* Start MATERIAL PROVIDED *

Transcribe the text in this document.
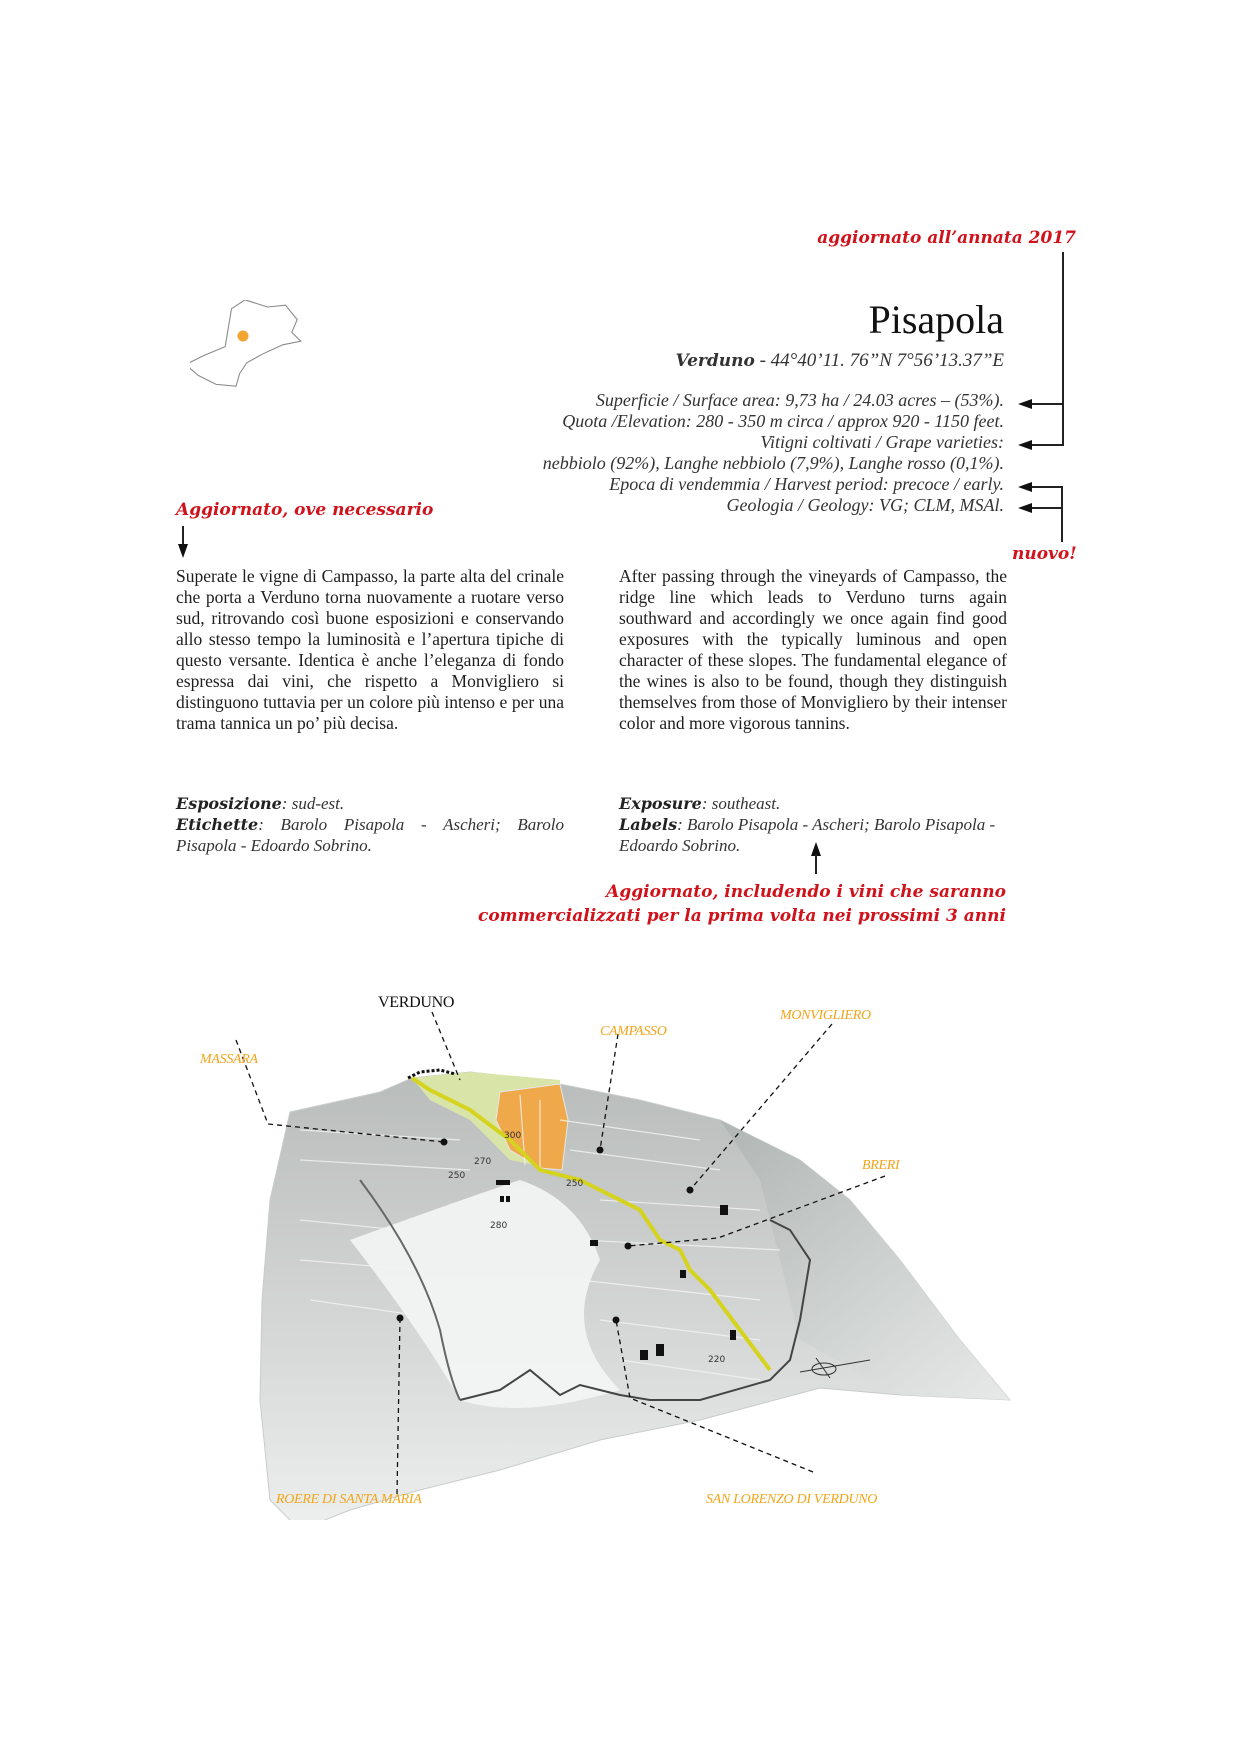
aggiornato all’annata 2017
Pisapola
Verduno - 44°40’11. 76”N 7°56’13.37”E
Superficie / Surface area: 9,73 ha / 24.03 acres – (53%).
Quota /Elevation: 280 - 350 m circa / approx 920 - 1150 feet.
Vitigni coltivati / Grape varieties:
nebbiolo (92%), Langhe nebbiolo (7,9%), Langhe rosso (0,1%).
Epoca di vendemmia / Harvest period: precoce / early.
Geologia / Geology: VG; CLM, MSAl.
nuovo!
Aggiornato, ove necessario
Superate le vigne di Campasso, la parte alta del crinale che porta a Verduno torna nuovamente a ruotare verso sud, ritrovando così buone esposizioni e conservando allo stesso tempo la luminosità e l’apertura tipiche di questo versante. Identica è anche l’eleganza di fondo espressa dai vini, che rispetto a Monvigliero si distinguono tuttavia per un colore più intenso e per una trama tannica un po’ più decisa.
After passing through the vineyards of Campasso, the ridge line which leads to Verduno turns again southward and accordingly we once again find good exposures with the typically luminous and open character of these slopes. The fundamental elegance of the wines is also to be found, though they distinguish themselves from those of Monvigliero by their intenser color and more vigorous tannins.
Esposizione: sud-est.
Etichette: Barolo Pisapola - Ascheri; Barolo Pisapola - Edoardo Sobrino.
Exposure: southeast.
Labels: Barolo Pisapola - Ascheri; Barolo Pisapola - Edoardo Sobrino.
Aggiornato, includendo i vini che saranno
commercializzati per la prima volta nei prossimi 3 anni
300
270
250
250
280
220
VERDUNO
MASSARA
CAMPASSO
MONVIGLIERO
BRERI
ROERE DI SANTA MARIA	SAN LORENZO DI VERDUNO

* End MATERIAL PROVIDED *
* Start MATERIAL PROVIDED *

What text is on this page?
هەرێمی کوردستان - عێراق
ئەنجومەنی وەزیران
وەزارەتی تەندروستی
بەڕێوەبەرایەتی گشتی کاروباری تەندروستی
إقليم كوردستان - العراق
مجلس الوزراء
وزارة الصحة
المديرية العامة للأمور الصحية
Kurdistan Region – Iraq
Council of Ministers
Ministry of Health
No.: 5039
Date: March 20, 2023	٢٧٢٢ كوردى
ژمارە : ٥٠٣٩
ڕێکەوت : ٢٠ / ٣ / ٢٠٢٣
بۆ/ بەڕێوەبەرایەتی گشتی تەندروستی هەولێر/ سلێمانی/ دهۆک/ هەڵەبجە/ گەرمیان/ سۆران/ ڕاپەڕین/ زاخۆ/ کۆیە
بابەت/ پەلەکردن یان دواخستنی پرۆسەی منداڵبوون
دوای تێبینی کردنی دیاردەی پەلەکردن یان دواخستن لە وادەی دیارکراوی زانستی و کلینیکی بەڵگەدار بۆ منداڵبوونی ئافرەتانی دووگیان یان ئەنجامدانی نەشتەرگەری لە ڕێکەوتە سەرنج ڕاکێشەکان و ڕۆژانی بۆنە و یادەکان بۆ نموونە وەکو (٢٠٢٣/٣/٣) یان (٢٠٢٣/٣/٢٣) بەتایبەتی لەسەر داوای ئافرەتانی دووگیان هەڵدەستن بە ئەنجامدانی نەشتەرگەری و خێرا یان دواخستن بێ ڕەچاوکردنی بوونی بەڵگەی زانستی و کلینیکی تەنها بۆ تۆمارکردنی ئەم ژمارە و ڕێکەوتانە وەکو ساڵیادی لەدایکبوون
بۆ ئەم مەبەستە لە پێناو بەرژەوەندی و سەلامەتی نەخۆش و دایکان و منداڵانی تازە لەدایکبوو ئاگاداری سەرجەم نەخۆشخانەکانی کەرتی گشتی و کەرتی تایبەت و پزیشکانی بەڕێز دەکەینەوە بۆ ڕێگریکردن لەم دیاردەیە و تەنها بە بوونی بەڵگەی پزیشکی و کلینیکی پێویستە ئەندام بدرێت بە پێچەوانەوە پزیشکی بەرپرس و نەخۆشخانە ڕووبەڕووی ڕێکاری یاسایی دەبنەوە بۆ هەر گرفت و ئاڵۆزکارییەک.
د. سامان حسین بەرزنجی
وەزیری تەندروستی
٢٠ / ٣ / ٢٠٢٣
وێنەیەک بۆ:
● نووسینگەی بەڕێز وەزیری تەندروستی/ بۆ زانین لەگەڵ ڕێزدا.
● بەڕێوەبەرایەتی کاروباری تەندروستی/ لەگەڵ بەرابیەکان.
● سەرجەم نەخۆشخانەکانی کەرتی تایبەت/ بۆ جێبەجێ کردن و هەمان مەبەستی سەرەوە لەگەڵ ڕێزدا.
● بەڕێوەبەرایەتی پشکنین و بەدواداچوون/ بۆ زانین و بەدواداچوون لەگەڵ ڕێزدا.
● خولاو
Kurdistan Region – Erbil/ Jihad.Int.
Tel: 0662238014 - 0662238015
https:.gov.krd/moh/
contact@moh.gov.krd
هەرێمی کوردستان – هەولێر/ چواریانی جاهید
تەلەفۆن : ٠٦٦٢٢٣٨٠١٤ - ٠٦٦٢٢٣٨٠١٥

* End MATERIAL PROVIDED *

• [PROBLEM TO WORK ON]: Reply with nothing except the number of lines in the listing above that include "وەزیری".

• [COMPLETED EXERCISE]: 2